Passage to read |
= = = = = = =
Lets Understand the given Problem Statment ! 

Given an array of integers nums containing n + 1 integers where each integer is in the range [1, n] inclusive.

You have an array of integers called nums. The array contains n + 1 integers.

Lets say n is 5. This means the array should have 6 numbers, and those numbers can only be between 1 and 5.

This means if n is 5, the array has 6 integers.

Example array: [1, 3, 4, 2, 2, 5]

Here, n is 5, so the array has 5 + 1 = 6 numbers.

The Goal:

The goal of this problem is often to find the number that appears more than once.

This method works but there are more efficient ways to solve this problem using advanced techniques
which avoid sorting and work faster, especially for very large arrays.

One simple way to find the duplicate is to sort the array and then look for consecutive numbers that are the same.

Example:

Sort the array: [1, 2, 2, 3, 4, 5]
Look for consecutive duplicates: Here, 2 appears twice.
 
int findDuplicate(vector<int>& nums) {

        sort(nums.begin(),nums.end());


        for(int i = 0 ; i<nums.size()-1 ; i++){
            if(nums[i] == nums[i+1]){
                return nums[i] ; 
            }
            
        }
        return -1 ;
        
}

 Time Complexity is O(NLogN) Which is Not Great !

OPTIMAL APPROCH 


Negative Marking Approrch !

Visit and Marking Every Element with respect to its Index !

if We Revisit the Element again which is marked ! then its a Duplicate !
class Solution {
public:
    int findDuplicate(vector<int>& nums) {

        int answerIndex = -1 ;

        for( int i = 0 ; i < nums.size() ; i++){

            int currentIndex = abs(nums[i]) ; 

            //Already Visited 
            if(nums[currentIndex] < 0){
                return currentIndex ;
            }

            //mark it as Negative ! 

            nums[currentIndex] *= -1 ;
        }

        return answerIndex ;
    }
};
// Second one is Better Approch !
answerIndex is initialized to -1. This variable is used to store the index of the duplicate number if found.
 

Step-by-Step Explanation:

  1. Initialization:

    int answerIndex = -1;
     
    • answerIndex is initialized to -1. This variable is used to store the index of the duplicate number if found.

  2. Iterating Through the Array:

    for (int i = 0; i < nums.size(); i++)
    A loop is used to iterate through each element of the nums array.

  3. Accessing the Absolute Value of Current Element:

    int currentIndex = abs(nums[i]);
     
    • currentIndex is assigned the absolute value of the current element in nums. This is necessary because we might have already marked some elements as negative

  4. Checking if the Element at currentIndex is Already Visited:

    if (nums[currentIndex] < 0) { return currentIndex; }
    • If the element at currentIndex is negative, it means this index has been visited before, indicating a duplicate. Hence, currentIndex is returned as the duplicate number.
= = = = = = =
Records |

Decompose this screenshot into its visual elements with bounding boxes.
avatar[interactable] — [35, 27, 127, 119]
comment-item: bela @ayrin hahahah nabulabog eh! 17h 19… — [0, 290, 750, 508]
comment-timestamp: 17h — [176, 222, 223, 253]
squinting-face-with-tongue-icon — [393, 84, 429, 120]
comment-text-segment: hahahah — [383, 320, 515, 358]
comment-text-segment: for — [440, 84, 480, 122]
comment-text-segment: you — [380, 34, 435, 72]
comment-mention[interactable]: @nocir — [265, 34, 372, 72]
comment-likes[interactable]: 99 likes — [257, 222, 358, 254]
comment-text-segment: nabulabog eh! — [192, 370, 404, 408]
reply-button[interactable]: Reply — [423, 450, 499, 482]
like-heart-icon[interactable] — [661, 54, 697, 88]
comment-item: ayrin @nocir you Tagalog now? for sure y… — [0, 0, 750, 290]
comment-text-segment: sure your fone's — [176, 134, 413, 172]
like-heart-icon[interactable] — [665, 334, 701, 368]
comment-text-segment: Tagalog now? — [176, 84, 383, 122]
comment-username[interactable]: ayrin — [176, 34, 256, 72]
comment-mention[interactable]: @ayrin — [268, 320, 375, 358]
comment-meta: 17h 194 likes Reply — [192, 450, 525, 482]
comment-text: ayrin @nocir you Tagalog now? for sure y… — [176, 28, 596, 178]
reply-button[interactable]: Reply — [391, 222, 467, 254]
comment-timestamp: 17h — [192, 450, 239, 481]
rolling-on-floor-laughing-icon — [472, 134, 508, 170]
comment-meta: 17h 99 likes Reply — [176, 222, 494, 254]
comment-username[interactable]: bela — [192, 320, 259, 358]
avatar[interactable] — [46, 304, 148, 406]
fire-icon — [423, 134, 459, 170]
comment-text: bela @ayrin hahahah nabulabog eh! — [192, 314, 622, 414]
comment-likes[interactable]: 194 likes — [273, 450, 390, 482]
= = = = = = =
What you will do |
- A) According to the duplicate-number explanation, what is the time complexity of the sorting approach?
- B) Reproduce the part of the duplicate-number explanation starting with "This means if" and going on through "very large arrays.".

The results |
- A) O(NLogN)

- B)
This means if n is 5, the array has 6 integers.

Example array: [1, 3, 4, 2, 2, 5]

Here, n is 5, so the array has 5 + 1 = 6 numbers.

The Goal:

The goal of this problem is often to find the number that appears more than once.

This method works but there are more efficient ways to solve this problem using advanced techniques
which avoid sorting and work faster, especially for very large arrays.